** Start STORED DATA **
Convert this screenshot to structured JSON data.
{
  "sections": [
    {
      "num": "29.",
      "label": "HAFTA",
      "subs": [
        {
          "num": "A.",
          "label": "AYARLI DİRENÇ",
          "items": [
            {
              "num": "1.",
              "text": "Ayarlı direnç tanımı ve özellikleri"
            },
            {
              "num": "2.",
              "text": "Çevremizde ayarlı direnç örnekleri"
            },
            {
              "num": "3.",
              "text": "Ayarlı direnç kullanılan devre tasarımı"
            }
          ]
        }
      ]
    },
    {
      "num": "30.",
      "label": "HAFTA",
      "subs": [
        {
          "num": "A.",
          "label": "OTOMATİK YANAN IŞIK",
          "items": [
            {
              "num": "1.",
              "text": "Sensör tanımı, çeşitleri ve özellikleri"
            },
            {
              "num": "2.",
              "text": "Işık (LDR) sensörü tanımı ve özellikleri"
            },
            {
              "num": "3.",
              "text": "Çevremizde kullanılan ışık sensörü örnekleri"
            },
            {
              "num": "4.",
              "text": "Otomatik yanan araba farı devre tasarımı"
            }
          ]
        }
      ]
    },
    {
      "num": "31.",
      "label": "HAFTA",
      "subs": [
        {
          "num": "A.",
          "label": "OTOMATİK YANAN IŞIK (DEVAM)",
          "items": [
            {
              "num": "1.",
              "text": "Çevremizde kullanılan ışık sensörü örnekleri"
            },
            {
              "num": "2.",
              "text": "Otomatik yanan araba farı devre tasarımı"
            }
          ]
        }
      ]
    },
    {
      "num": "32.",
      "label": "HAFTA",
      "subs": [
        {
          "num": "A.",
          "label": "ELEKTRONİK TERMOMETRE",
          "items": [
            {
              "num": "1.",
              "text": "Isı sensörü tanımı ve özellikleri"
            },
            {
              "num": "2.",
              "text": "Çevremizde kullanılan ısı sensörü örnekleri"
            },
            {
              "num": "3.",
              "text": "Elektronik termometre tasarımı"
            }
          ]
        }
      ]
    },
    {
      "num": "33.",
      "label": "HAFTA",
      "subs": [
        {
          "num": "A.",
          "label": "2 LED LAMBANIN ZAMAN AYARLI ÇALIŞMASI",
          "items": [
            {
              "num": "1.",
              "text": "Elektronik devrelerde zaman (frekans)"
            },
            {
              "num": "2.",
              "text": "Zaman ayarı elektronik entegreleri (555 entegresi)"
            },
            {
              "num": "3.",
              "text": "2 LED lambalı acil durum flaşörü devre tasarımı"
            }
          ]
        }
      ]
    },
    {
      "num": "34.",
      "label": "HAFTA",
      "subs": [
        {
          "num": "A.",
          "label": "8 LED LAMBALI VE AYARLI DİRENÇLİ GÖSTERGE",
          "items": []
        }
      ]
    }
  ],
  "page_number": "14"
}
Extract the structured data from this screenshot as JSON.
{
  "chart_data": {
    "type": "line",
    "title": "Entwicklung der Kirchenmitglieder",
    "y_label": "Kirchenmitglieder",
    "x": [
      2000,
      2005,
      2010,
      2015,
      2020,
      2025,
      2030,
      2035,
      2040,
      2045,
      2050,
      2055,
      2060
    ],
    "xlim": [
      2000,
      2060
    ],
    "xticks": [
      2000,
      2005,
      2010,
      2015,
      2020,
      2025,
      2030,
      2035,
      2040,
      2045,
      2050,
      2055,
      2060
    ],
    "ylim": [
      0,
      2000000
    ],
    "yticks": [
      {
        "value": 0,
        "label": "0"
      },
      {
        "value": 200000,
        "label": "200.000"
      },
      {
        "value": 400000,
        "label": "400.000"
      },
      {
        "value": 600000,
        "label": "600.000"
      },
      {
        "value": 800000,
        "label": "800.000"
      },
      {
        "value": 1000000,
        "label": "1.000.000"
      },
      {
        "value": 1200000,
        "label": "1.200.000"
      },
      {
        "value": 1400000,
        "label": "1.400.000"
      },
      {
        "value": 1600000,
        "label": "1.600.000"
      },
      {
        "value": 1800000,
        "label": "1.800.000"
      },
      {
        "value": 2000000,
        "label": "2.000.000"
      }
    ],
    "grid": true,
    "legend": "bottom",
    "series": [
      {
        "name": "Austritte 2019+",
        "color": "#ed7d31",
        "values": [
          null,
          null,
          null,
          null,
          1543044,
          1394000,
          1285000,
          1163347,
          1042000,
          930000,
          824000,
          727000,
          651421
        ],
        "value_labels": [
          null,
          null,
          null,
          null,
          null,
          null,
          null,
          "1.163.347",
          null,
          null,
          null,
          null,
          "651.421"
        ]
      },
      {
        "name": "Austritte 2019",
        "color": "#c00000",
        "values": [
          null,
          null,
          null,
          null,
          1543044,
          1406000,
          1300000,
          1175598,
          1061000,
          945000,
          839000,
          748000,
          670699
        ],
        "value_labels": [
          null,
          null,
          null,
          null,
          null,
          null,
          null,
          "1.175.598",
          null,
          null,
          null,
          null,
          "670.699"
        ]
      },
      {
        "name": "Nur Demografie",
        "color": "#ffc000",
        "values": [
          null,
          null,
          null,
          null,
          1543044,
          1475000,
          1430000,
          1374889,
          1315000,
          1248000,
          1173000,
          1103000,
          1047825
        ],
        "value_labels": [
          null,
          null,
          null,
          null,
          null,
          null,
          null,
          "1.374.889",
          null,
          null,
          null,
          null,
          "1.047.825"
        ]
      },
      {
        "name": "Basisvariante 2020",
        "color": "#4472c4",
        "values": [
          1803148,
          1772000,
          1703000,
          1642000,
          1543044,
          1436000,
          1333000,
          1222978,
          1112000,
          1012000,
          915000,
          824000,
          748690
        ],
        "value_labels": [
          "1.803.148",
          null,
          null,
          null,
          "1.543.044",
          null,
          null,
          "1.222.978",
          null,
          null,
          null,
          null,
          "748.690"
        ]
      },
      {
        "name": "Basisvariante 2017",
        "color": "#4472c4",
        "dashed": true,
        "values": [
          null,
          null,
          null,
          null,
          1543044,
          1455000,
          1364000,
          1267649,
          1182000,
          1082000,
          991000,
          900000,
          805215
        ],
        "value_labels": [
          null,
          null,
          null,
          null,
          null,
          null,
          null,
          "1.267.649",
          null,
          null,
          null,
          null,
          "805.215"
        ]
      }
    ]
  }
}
** End STORED DATA **
» WORK TO COMPLETE
From the entries above, copy each line holding "screenshot".

» SOLUTION BELOW
Convert this screenshot to structured JSON data.
Extract the structured data from this screenshot as JSON.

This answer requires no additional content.